GIVEN INSTRUCTION
Output every entry exactly, from the first line to the last.

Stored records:
** BEGIN **

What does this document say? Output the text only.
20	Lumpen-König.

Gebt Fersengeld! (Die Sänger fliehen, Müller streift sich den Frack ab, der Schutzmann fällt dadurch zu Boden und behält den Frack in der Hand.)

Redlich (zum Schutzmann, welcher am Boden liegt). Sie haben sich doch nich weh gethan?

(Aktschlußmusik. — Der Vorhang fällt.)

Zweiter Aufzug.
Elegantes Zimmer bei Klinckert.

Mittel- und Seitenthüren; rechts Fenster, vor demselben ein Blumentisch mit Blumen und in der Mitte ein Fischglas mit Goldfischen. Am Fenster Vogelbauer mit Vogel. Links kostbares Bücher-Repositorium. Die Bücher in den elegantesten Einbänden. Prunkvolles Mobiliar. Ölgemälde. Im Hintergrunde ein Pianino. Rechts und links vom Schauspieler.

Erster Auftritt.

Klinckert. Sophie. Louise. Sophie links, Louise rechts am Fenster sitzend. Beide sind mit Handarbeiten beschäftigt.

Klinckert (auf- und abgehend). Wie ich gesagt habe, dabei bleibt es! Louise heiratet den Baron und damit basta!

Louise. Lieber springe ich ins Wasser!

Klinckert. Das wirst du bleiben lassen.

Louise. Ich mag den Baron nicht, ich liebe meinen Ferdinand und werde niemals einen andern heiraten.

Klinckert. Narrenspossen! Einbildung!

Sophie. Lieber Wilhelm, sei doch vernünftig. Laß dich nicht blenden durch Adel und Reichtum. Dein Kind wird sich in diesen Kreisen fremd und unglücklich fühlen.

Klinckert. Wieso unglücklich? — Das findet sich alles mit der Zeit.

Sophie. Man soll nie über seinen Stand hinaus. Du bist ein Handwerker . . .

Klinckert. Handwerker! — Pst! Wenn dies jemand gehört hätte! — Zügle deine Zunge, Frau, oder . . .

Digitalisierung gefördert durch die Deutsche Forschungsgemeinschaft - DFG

** END **

THE ANSWER
What does this document say? Output the text only.
20	Lumpen-König.

Gebt Fersengeld! (Die Sänger fliehen, Müller streift sich den Frack ab, der Schutzmann fällt dadurch zu Boden und behält den Frack in der Hand.)

Redlich (zum Schutzmann, welcher am Boden liegt). Sie haben sich doch nich weh gethan?

(Aktschlußmusik. — Der Vorhang fällt.)

Zweiter Aufzug.
Elegantes Zimmer bei Klinckert.

Mittel- und Seitenthüren; rechts Fenster, vor demselben ein Blumentisch mit Blumen und in der Mitte ein Fischglas mit Goldfischen. Am Fenster Vogelbauer mit Vogel. Links kostbares Bücher-Repositorium. Die Bücher in den elegantesten Einbänden. Prunkvolles Mobiliar. Ölgemälde. Im Hintergrunde ein Pianino. Rechts und links vom Schauspieler.

Erster Auftritt.

Klinckert. Sophie. Louise. Sophie links, Louise rechts am Fenster sitzend. Beide sind mit Handarbeiten beschäftigt.

Klinckert (auf- und abgehend). Wie ich gesagt habe, dabei bleibt es! Louise heiratet den Baron und damit basta!

Louise. Lieber springe ich ins Wasser!

Klinckert. Das wirst du bleiben lassen.

Louise. Ich mag den Baron nicht, ich liebe meinen Ferdinand und werde niemals einen andern heiraten.

Klinckert. Narrenspossen! Einbildung!

Sophie. Lieber Wilhelm, sei doch vernünftig. Laß dich nicht blenden durch Adel und Reichtum. Dein Kind wird sich in diesen Kreisen fremd und unglücklich fühlen.

Klinckert. Wieso unglücklich? — Das findet sich alles mit der Zeit.

Sophie. Man soll nie über seinen Stand hinaus. Du bist ein Handwerker . . .

Klinckert. Handwerker! — Pst! Wenn dies jemand gehört hätte! — Zügle deine Zunge, Frau, oder . . .

Digitalisierung gefördert durch die Deutsche Forschungsgemeinschaft - DFG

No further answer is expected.